**EXTRAIT DU DOCUMENT**
---*---
La crise s’invite dans le capharnaüm de l’administration libanaise

Comment travailler au quotidien lorsque l’État a à peine les moyens d’acheter des feuilles de papier A4 ?

La crise s’invite dans le capharnaüm de l’administration libanaise

À la CNSS, il faut s’armer « d’une patience à toute épreuve, sinon, on fait une crise de nerfs », témoigne une habituée. Photo H. Assal.

« Moi, avant, j’avais des cheveux. » Assis derrière son bureau de mokhtar, dans un des quartiers de Beyrouth, et sous une imposante photo du président de la Chambre Nabih Berry, Adib* jure que le stress lié à son travail et à la situation du Liban lui a coûté sa tignasse autrefois, promet-t-il, brune et bien garnie. « Écoutez, être mokhtar, ce n’est jamais une mince affaire, nous sommes là pour servir les habitants, et nous sommes les représentants les plus directs de l’administration et de l’État auprès d’eux », explique-t-il, avant d’ajouter : « Mais depuis quelques mois, c’est devenu invivable. »
---*---
**CONSIGNE**
Dans l'extrait sur l'administration libanaise, sous quelle photo Adib est-il assis à son bureau ?

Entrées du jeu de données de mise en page
---*---
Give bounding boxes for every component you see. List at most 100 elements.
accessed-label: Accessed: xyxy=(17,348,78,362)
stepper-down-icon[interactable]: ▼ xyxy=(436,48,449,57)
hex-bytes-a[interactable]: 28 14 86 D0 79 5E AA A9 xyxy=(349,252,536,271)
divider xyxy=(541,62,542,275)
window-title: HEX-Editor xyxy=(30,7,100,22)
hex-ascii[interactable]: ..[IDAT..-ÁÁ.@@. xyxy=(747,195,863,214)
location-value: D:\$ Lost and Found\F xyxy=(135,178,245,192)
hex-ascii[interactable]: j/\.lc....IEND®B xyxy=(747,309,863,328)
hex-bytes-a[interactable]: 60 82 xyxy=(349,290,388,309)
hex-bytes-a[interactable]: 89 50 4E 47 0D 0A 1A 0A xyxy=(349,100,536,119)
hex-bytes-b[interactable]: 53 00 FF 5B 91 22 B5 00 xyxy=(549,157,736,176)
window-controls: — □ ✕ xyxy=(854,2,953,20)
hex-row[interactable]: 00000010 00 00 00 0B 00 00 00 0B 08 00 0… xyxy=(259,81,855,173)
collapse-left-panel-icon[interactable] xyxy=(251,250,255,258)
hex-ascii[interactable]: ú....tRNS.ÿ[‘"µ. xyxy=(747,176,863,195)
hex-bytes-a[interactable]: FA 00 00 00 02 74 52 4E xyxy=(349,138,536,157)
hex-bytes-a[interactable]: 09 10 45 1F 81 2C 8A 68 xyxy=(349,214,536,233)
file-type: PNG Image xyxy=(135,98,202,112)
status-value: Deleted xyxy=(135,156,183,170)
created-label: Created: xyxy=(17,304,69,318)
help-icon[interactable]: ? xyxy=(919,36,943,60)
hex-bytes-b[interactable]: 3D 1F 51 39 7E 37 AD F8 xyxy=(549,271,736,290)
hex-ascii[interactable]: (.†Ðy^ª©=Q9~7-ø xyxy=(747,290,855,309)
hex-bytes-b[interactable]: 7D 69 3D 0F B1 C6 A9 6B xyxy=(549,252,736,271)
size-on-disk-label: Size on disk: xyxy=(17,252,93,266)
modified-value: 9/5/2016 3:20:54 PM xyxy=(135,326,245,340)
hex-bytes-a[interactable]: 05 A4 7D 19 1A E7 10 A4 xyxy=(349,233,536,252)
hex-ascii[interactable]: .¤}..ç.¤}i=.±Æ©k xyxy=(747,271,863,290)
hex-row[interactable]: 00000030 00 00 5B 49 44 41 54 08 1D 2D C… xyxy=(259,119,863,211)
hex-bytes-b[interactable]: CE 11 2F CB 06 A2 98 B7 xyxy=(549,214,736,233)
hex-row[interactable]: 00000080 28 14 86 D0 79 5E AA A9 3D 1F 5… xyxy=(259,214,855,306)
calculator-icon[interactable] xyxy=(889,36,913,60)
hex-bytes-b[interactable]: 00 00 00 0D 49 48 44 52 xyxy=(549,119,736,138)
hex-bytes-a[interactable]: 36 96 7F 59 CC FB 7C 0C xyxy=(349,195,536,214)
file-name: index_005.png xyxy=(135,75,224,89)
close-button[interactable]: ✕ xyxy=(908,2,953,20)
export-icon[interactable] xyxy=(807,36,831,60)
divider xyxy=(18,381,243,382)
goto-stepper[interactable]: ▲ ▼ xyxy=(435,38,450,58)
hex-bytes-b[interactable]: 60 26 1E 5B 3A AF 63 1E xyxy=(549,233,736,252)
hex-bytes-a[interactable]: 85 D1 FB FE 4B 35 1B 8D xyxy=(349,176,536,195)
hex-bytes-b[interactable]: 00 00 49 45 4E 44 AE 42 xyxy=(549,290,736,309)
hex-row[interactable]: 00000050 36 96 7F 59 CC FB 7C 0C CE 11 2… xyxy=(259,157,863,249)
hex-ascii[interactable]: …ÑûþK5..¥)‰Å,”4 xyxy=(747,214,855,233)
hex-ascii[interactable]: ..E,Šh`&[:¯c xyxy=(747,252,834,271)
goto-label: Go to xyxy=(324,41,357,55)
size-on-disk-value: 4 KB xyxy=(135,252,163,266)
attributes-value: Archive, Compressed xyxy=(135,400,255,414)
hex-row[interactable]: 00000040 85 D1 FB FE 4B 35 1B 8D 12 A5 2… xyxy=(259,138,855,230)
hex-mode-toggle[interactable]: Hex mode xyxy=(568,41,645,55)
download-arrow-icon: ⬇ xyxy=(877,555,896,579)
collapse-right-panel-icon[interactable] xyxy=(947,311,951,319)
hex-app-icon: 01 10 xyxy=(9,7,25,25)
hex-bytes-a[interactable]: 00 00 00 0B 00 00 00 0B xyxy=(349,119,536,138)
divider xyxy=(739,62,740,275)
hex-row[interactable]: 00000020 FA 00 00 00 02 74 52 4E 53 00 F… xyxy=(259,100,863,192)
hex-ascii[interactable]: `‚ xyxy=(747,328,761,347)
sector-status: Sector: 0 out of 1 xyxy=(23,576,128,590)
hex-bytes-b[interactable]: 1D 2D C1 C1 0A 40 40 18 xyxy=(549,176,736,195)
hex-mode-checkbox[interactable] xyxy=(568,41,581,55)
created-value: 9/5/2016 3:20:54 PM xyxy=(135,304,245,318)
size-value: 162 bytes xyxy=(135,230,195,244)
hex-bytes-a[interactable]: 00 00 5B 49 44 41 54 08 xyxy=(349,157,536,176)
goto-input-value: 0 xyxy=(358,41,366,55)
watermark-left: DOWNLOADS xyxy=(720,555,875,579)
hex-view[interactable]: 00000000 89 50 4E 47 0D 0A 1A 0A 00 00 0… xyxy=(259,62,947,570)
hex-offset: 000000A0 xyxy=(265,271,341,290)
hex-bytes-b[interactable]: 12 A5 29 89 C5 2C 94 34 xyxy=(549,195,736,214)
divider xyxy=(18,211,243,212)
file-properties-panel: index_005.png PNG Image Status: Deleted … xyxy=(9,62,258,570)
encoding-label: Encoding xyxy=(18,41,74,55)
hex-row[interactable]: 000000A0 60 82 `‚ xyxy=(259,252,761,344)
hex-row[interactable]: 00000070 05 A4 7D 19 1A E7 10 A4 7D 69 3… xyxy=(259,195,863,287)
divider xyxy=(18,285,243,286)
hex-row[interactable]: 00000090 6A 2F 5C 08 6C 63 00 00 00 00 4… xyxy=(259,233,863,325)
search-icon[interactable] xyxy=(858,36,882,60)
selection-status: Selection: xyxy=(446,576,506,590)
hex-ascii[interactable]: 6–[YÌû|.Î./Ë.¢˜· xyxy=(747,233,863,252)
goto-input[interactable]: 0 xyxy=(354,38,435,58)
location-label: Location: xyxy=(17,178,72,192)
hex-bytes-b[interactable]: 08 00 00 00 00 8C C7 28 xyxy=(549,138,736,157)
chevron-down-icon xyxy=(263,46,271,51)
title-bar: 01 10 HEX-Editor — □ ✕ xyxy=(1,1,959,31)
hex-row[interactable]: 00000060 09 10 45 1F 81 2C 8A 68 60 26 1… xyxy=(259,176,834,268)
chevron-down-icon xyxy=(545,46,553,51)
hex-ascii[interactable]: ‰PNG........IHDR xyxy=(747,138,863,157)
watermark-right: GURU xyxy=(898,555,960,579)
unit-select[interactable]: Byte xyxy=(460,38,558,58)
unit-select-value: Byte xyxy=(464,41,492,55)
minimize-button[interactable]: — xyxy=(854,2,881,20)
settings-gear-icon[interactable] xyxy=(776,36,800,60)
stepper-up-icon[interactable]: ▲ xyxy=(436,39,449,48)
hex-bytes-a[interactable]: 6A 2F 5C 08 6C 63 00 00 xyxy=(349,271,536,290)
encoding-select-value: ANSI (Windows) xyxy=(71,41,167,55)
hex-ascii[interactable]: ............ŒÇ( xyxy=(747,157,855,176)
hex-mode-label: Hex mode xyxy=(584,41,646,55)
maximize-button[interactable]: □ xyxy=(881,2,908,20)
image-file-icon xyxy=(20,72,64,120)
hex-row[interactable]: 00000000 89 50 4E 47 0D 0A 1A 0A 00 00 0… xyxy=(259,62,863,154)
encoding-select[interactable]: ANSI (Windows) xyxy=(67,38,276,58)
---*---
**RÉPONSE**
Sous une imposante photo du président de la Chambre Nabih Berry.